Can you pull out each line of the data below that includes the word "рождения"?

Start

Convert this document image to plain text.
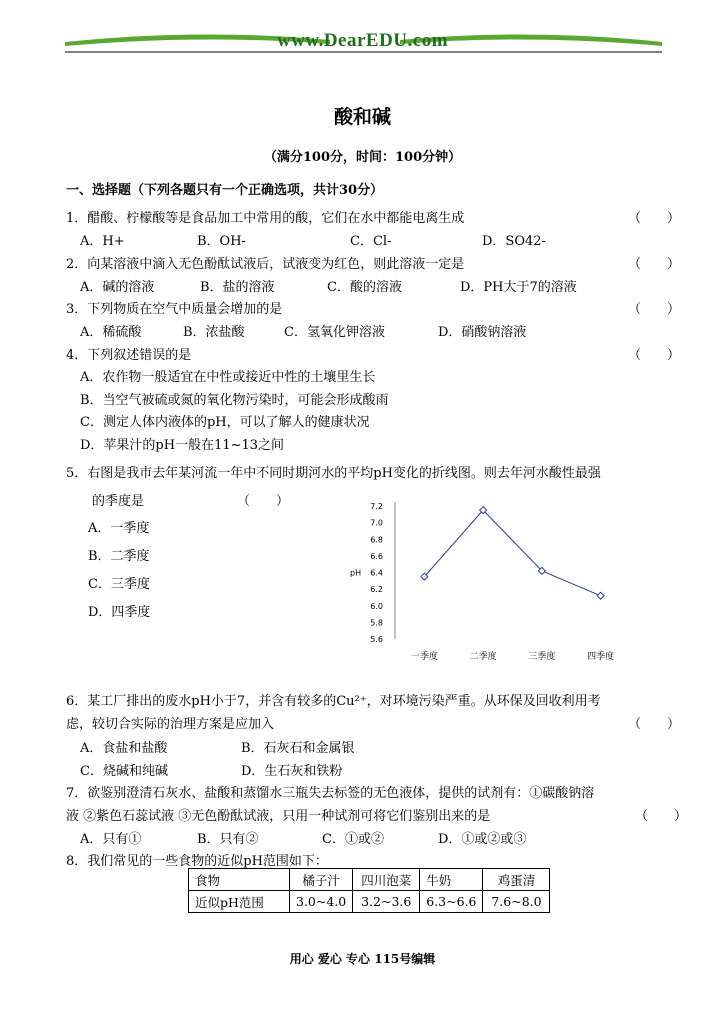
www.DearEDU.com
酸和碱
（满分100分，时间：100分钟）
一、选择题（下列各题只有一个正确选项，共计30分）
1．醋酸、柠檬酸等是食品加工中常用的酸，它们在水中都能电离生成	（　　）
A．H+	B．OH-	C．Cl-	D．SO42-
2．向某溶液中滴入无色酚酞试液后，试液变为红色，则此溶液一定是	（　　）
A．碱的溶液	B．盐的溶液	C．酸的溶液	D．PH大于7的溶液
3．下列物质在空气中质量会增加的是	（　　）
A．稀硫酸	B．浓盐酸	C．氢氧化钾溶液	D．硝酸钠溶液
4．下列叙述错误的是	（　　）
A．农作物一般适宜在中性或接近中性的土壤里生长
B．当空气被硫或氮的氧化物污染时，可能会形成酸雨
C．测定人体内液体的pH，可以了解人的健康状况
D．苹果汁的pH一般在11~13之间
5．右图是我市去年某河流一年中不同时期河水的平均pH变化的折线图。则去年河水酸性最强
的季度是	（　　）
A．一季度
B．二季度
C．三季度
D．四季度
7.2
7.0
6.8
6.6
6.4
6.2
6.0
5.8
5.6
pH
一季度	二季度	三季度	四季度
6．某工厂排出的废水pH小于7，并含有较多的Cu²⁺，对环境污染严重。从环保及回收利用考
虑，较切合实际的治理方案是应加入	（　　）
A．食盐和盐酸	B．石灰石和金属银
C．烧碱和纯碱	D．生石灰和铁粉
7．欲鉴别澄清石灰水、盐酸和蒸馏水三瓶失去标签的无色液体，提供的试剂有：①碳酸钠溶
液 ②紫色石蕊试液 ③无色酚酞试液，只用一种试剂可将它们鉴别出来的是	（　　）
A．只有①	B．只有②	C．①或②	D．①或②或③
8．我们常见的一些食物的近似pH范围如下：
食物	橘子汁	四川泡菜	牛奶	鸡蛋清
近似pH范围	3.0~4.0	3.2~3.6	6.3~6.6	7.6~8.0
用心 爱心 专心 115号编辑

End
Start

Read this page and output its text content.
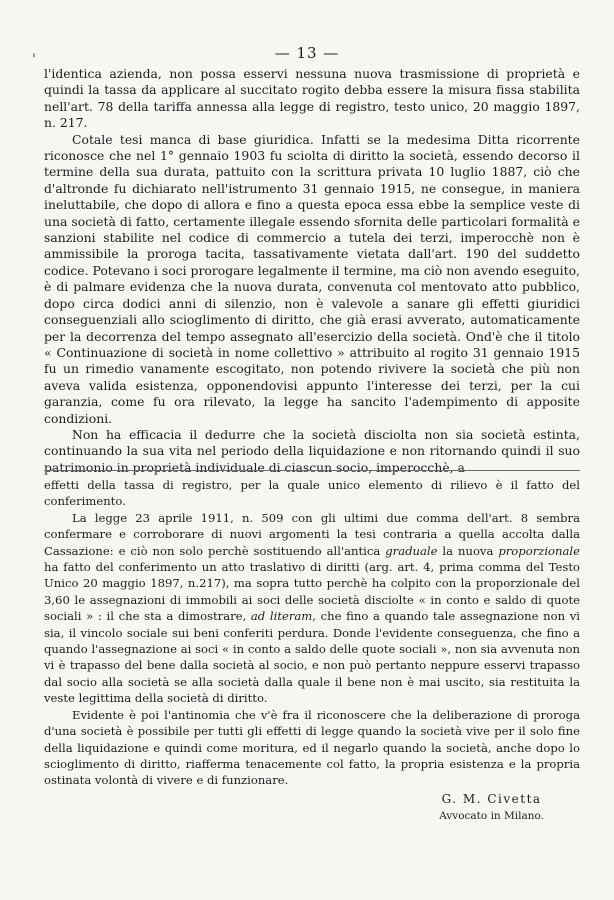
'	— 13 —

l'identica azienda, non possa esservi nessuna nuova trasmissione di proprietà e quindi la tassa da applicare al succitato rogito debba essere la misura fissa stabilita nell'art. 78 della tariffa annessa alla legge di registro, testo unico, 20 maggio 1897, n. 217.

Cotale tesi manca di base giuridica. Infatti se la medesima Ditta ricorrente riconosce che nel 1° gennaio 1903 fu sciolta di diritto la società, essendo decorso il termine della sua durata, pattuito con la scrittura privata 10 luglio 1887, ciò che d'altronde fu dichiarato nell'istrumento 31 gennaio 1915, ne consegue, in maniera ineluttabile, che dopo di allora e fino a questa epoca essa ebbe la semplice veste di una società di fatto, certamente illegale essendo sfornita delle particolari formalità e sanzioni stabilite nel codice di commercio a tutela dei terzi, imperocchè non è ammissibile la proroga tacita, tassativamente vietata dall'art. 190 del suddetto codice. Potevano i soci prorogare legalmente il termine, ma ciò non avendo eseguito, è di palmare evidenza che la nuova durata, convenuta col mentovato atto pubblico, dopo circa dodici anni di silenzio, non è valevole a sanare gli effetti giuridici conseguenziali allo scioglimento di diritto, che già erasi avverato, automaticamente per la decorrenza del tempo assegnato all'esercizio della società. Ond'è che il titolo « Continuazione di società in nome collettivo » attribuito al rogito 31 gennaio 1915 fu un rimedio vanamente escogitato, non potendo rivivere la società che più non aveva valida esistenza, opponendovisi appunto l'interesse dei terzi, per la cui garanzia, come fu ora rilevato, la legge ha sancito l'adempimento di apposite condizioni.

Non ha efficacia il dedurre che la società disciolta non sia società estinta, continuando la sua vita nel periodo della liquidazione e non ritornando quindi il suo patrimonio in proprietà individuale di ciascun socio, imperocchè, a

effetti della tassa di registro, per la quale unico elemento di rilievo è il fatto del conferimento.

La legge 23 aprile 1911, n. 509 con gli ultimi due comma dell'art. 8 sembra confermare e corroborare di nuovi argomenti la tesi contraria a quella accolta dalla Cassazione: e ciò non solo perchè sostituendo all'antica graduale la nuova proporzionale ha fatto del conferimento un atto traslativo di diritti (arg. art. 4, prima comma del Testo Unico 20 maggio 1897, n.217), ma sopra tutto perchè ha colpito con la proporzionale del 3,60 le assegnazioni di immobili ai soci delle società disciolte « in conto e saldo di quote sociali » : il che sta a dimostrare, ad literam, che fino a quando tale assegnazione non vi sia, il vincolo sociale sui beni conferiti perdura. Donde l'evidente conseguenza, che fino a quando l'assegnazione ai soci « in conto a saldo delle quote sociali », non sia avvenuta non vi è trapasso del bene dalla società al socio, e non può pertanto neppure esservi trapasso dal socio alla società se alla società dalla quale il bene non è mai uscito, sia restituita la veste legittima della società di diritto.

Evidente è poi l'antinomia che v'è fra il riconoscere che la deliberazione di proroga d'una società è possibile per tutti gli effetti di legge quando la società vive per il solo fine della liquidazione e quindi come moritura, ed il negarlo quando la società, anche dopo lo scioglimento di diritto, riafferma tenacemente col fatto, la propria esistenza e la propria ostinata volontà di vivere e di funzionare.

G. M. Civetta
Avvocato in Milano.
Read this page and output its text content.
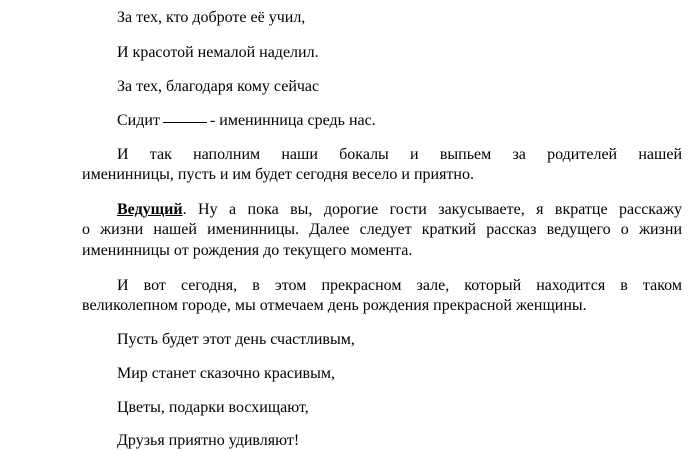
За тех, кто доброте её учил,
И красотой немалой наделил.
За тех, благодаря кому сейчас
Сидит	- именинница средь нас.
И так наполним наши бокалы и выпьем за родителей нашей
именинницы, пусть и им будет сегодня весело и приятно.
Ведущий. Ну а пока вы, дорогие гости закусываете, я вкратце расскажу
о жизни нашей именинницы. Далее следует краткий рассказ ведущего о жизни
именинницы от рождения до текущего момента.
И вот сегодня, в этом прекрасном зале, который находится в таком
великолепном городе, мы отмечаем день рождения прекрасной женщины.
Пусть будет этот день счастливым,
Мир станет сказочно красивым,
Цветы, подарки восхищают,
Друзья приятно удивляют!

End

- Worked solution:
именинницы от рождения до текущего момента.
великолепном городе, мы отмечаем день рождения прекрасной женщины.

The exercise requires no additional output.